▶ WRITTEN TASK
Skip the images and copy each record exactly as written.
----
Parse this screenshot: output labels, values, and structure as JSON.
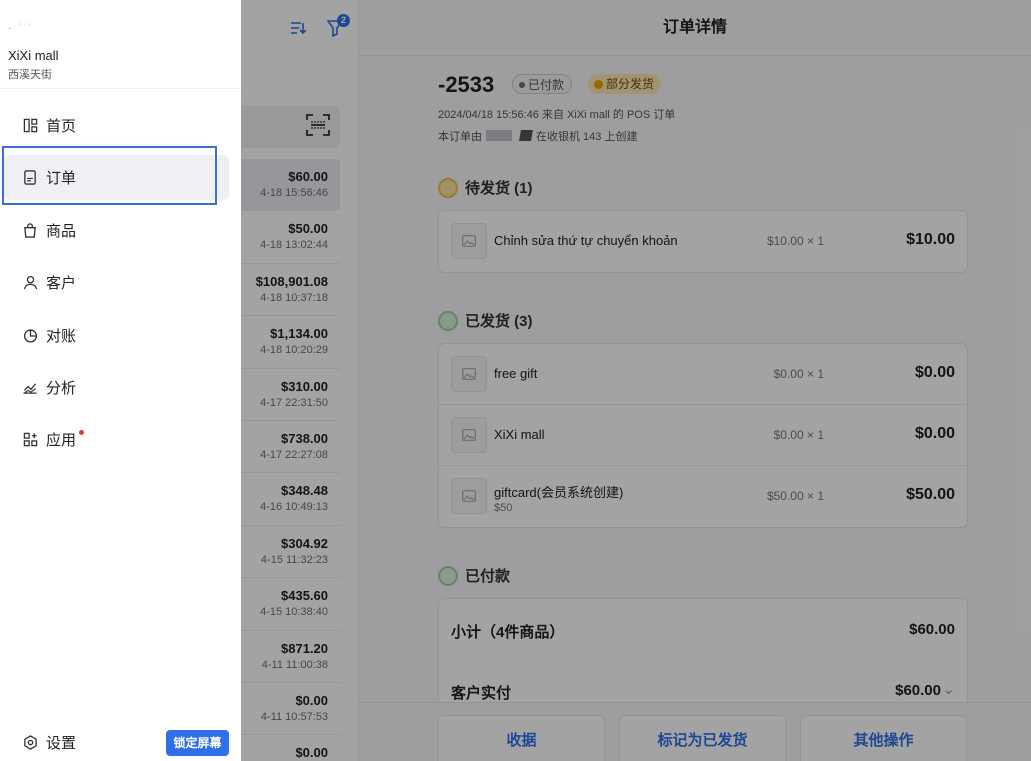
{
  "drawer": {
    "store_name": "XiXi mall",
    "store_sub": "西溪天街",
    "nav": [
      {
        "label": "首页",
        "icon": "home-icon"
      },
      {
        "label": "订单",
        "icon": "order-icon",
        "active": true
      },
      {
        "label": "商品",
        "icon": "bag-icon"
      },
      {
        "label": "客户",
        "icon": "user-icon"
      },
      {
        "label": "对账",
        "icon": "pie-icon"
      },
      {
        "label": "分析",
        "icon": "analytics-icon"
      },
      {
        "label": "应用",
        "icon": "apps-icon",
        "dot": true
      }
    ],
    "settings_label": "设置",
    "lock_label": "锁定屏幕"
  },
  "list": {
    "filter_badge": "2",
    "orders": [
      {
        "amount": "$60.00",
        "date": "4-18 15:56:46"
      },
      {
        "amount": "$50.00",
        "date": "4-18 13:02:44"
      },
      {
        "amount": "$108,901.08",
        "date": "4-18 10:37:18"
      },
      {
        "amount": "$1,134.00",
        "date": "4-18 10:20:29"
      },
      {
        "amount": "$310.00",
        "date": "4-17 22:31:50"
      },
      {
        "amount": "$738.00",
        "date": "4-17 22:27:08"
      },
      {
        "amount": "$348.48",
        "date": "4-16 10:49:13"
      },
      {
        "amount": "$304.92",
        "date": "4-15 11:32:23"
      },
      {
        "amount": "$435.60",
        "date": "4-15 10:38:40"
      },
      {
        "amount": "$871.20",
        "date": "4-11 11:00:38"
      },
      {
        "amount": "$0.00",
        "date": "4-11 10:57:53"
      },
      {
        "amount": "$0.00",
        "date": ""
      }
    ]
  },
  "detail": {
    "header_title": "订单详情",
    "order_number": "-2533",
    "status_paid": "已付款",
    "status_partial": "部分发货",
    "meta_line1": "2024/04/18 15:56:46 来自 XiXi mall 的 POS 订单",
    "meta_line2_a": "本订单由",
    "meta_line2_b": "在收银机  143  上创建",
    "pending": {
      "title": "待发货 (1)",
      "items": [
        {
          "name": "Chỉnh sửa thứ tự chuyển khoản",
          "sub": "",
          "qty": "$10.00 × 1",
          "amount": "$10.00"
        }
      ]
    },
    "shipped": {
      "title": "已发货 (3)",
      "items": [
        {
          "name": "free gift",
          "sub": "",
          "qty": "$0.00 × 1",
          "amount": "$0.00"
        },
        {
          "name": "XiXi mall",
          "sub": "",
          "qty": "$0.00 × 1",
          "amount": "$0.00"
        },
        {
          "name": "giftcard(会员系统创建)",
          "sub": "$50",
          "qty": "$50.00 × 1",
          "amount": "$50.00"
        }
      ]
    },
    "paid": {
      "title": "已付款",
      "subtotal_label": "小计（4件商品）",
      "subtotal_value": "$60.00",
      "customer_paid_label": "客户实付",
      "customer_paid_value": "$60.00"
    },
    "footer": {
      "receipt": "收据",
      "mark_shipped": "标记为已发货",
      "more": "其他操作"
    }
  }
}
----
▶ EXPECTED OUTPUT
Parse this screenshot: output labels, values, and structure as JSON.
{
  "drawer": {
    "store_name": "XiXi mall",
    "store_sub": "西溪天街",
    "nav": [
      {
        "label": "首页",
        "icon": "home-icon"
      },
      {
        "label": "订单",
        "icon": "order-icon",
        "active": true
      },
      {
        "label": "商品",
        "icon": "bag-icon"
      },
      {
        "label": "客户",
        "icon": "user-icon"
      },
      {
        "label": "对账",
        "icon": "pie-icon"
      },
      {
        "label": "分析",
        "icon": "analytics-icon"
      },
      {
        "label": "应用",
        "icon": "apps-icon",
        "dot": true
      }
    ],
    "settings_label": "设置",
    "lock_label": "锁定屏幕"
  },
  "list": {
    "filter_badge": "2",
    "orders": [
      {
        "amount": "$60.00",
        "date": "4-18 15:56:46"
      },
      {
        "amount": "$50.00",
        "date": "4-18 13:02:44"
      },
      {
        "amount": "$108,901.08",
        "date": "4-18 10:37:18"
      },
      {
        "amount": "$1,134.00",
        "date": "4-18 10:20:29"
      },
      {
        "amount": "$310.00",
        "date": "4-17 22:31:50"
      },
      {
        "amount": "$738.00",
        "date": "4-17 22:27:08"
      },
      {
        "amount": "$348.48",
        "date": "4-16 10:49:13"
      },
      {
        "amount": "$304.92",
        "date": "4-15 11:32:23"
      },
      {
        "amount": "$435.60",
        "date": "4-15 10:38:40"
      },
      {
        "amount": "$871.20",
        "date": "4-11 11:00:38"
      },
      {
        "amount": "$0.00",
        "date": "4-11 10:57:53"
      },
      {
        "amount": "$0.00",
        "date": ""
      }
    ]
  },
  "detail": {
    "header_title": "订单详情",
    "order_number": "-2533",
    "status_paid": "已付款",
    "status_partial": "部分发货",
    "meta_line1": "2024/04/18 15:56:46 来自 XiXi mall 的 POS 订单",
    "meta_line2_a": "本订单由",
    "meta_line2_b": "在收银机  143  上创建",
    "pending": {
      "title": "待发货 (1)",
      "items": [
        {
          "name": "Chỉnh sửa thứ tự chuyển khoản",
          "sub": "",
          "qty": "$10.00 × 1",
          "amount": "$10.00"
        }
      ]
    },
    "shipped": {
      "title": "已发货 (3)",
      "items": [
        {
          "name": "free gift",
          "sub": "",
          "qty": "$0.00 × 1",
          "amount": "$0.00"
        },
        {
          "name": "XiXi mall",
          "sub": "",
          "qty": "$0.00 × 1",
          "amount": "$0.00"
        },
        {
          "name": "giftcard(会员系统创建)",
          "sub": "$50",
          "qty": "$50.00 × 1",
          "amount": "$50.00"
        }
      ]
    },
    "paid": {
      "title": "已付款",
      "subtotal_label": "小计（4件商品）",
      "subtotal_value": "$60.00",
      "customer_paid_label": "客户实付",
      "customer_paid_value": "$60.00"
    },
    "footer": {
      "receipt": "收据",
      "mark_shipped": "标记为已发货",
      "more": "其他操作"
    }
  }
}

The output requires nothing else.